Go through the records below line by line, counting those that contain the word "text"; answer with the count only.

◆ Entries with figure data ◆
+ + + + +

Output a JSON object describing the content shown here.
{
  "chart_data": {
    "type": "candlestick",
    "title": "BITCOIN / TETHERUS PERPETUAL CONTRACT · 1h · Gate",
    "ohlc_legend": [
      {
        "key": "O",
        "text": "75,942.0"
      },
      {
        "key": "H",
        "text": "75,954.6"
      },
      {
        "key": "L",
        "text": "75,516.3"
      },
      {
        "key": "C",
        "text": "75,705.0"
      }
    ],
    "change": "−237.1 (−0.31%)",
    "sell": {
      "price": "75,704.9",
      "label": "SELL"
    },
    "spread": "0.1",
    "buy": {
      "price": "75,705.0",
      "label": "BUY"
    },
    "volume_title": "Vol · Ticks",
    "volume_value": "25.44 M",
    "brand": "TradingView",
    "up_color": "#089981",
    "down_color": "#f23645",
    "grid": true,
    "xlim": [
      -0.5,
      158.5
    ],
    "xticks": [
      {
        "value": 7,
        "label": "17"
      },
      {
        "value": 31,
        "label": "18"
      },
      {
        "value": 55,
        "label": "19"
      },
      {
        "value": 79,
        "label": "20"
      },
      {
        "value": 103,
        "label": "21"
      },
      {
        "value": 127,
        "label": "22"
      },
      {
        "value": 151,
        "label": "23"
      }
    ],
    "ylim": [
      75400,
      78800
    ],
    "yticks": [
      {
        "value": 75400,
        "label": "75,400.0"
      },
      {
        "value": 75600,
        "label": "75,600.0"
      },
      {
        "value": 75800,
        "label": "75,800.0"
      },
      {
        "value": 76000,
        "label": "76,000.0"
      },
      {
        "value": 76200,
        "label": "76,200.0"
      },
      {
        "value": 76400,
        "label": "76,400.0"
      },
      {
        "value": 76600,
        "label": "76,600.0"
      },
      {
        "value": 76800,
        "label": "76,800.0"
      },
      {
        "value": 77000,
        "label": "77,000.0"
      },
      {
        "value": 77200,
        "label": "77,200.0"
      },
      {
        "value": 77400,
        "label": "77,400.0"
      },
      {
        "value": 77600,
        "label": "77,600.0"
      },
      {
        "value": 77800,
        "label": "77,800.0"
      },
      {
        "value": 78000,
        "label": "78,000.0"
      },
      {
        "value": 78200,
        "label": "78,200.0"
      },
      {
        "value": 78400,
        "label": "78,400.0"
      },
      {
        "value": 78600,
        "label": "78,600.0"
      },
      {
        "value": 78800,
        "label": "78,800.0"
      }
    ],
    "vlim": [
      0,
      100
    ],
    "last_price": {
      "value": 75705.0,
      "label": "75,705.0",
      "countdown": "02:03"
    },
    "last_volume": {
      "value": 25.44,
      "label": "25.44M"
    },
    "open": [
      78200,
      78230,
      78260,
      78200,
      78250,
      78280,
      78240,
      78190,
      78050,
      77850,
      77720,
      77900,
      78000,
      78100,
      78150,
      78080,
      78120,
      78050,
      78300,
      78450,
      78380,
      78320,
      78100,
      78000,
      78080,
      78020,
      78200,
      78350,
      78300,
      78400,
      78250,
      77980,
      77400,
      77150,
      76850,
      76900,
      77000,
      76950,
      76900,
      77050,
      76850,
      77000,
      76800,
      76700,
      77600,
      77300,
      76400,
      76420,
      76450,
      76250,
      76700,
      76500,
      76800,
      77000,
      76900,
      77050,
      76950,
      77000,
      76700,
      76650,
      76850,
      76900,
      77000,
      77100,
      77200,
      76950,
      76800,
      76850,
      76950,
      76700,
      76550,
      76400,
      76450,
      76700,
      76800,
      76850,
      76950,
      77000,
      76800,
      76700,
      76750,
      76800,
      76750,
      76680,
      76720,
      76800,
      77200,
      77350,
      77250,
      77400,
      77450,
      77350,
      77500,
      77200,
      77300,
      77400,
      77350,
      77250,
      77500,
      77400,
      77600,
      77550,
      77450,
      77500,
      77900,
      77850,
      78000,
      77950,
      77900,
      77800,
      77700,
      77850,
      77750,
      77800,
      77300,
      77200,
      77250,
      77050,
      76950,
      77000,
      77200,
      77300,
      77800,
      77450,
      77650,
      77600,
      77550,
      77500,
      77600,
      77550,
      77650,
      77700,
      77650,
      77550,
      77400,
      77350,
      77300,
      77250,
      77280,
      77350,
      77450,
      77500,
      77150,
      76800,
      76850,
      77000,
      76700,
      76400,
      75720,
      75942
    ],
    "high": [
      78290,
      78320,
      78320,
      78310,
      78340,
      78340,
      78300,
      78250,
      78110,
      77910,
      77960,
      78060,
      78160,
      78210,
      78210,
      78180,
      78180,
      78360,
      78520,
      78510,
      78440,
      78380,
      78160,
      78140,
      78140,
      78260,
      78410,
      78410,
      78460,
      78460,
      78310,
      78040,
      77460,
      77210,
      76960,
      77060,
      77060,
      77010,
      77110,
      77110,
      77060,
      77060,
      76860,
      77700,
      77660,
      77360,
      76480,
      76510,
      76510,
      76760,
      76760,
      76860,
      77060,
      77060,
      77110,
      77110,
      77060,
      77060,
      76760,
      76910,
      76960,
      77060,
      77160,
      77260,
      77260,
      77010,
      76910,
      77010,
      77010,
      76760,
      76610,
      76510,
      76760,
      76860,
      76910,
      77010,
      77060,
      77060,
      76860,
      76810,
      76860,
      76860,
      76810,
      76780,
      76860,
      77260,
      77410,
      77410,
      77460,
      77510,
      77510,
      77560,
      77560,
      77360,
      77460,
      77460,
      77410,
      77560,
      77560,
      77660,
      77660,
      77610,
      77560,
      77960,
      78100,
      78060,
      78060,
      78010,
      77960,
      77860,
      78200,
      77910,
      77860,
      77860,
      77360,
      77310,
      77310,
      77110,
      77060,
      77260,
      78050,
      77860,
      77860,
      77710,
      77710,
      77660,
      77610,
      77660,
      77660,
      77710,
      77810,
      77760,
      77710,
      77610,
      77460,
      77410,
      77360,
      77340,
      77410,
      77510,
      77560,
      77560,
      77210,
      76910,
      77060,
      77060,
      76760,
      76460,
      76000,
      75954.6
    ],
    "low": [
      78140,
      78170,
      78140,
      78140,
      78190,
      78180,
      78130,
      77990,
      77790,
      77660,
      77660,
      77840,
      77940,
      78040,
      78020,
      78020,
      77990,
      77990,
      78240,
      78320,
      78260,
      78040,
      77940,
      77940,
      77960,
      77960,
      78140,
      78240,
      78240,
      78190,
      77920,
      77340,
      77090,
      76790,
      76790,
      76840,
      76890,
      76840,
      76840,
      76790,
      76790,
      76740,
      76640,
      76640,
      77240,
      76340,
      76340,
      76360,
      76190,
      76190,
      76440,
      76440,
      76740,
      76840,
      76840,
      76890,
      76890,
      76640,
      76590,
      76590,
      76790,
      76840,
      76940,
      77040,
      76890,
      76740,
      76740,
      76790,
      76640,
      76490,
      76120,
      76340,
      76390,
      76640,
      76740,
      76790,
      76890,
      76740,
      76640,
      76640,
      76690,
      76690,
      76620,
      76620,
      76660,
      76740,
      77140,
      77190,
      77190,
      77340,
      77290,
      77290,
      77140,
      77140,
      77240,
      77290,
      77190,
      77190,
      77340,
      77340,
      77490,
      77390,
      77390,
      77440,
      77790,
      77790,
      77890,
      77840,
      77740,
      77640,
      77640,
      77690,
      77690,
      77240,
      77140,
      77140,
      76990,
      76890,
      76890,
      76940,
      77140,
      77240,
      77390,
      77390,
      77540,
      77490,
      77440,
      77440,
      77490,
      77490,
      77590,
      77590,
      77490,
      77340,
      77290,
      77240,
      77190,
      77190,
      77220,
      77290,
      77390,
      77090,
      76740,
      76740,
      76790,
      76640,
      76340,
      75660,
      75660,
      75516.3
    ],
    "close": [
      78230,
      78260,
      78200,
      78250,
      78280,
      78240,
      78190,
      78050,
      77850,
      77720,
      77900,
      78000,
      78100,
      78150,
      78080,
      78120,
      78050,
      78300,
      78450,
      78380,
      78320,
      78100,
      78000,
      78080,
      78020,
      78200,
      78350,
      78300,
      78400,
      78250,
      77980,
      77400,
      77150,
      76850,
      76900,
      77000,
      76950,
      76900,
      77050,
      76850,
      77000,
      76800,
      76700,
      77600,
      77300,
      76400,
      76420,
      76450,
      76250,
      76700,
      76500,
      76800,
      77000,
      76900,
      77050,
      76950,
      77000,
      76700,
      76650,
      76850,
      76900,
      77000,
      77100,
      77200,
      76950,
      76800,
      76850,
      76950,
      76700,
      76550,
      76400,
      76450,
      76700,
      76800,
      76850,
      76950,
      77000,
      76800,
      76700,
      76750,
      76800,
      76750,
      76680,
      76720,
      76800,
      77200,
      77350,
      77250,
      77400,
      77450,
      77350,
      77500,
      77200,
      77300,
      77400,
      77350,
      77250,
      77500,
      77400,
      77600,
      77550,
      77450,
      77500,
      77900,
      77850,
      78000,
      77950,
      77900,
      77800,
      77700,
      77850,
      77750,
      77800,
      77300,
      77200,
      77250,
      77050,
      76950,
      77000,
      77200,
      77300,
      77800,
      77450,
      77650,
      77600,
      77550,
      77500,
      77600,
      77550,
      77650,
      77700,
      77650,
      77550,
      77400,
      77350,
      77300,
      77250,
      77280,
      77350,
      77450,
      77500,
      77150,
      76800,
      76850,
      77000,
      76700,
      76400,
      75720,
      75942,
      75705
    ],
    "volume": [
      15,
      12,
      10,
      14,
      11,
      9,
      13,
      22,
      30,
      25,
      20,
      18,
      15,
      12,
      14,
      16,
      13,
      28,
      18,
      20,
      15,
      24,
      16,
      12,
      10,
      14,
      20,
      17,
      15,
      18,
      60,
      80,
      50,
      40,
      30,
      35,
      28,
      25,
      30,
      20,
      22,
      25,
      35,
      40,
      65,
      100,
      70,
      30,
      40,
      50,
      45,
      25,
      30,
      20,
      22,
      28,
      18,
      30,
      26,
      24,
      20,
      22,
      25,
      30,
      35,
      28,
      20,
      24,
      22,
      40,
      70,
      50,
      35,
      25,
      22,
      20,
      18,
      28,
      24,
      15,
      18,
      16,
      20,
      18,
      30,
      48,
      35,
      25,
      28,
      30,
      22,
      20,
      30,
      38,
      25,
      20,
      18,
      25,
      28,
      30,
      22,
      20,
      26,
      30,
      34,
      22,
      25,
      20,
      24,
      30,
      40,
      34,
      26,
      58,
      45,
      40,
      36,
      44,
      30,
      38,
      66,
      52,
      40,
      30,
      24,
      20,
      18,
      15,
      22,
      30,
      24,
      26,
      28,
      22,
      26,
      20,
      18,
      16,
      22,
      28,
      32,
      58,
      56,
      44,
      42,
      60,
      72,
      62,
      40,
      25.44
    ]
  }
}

+ + + + +

◆ SOLUTION ◆
4